BEGIN Task input

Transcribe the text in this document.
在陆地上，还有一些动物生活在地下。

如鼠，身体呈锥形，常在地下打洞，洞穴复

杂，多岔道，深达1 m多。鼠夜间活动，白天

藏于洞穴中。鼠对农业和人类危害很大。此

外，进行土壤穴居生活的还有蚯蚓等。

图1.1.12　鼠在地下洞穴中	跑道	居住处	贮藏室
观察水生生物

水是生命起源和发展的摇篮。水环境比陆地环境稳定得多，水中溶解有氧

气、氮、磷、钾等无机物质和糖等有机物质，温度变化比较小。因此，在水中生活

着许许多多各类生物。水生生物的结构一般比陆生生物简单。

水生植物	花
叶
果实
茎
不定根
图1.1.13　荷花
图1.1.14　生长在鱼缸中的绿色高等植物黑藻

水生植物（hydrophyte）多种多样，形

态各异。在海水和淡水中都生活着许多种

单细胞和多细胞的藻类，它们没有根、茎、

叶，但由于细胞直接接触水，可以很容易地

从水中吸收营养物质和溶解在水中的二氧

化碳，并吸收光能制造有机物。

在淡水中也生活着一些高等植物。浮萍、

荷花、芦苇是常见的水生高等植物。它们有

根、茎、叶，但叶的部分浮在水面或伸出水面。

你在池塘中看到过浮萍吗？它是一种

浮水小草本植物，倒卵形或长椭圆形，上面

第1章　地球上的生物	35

END Task input

### Your instructions
Repeat each record exactly. Omit nothing.

### Correct result
Transcribe the text in this document.
在陆地上，还有一些动物生活在地下。

如鼠，身体呈锥形，常在地下打洞，洞穴复

杂，多岔道，深达1 m多。鼠夜间活动，白天

藏于洞穴中。鼠对农业和人类危害很大。此

外，进行土壤穴居生活的还有蚯蚓等。

图1.1.12　鼠在地下洞穴中	跑道	居住处	贮藏室
观察水生生物

水是生命起源和发展的摇篮。水环境比陆地环境稳定得多，水中溶解有氧

气、氮、磷、钾等无机物质和糖等有机物质，温度变化比较小。因此，在水中生活

着许许多多各类生物。水生生物的结构一般比陆生生物简单。

水生植物	花
叶
果实
茎
不定根
图1.1.13　荷花
图1.1.14　生长在鱼缸中的绿色高等植物黑藻

水生植物（hydrophyte）多种多样，形

态各异。在海水和淡水中都生活着许多种

单细胞和多细胞的藻类，它们没有根、茎、

叶，但由于细胞直接接触水，可以很容易地

从水中吸收营养物质和溶解在水中的二氧

化碳，并吸收光能制造有机物。

在淡水中也生活着一些高等植物。浮萍、

荷花、芦苇是常见的水生高等植物。它们有

根、茎、叶，但叶的部分浮在水面或伸出水面。

你在池塘中看到过浮萍吗？它是一种

浮水小草本植物，倒卵形或长椭圆形，上面

第1章　地球上的生物	35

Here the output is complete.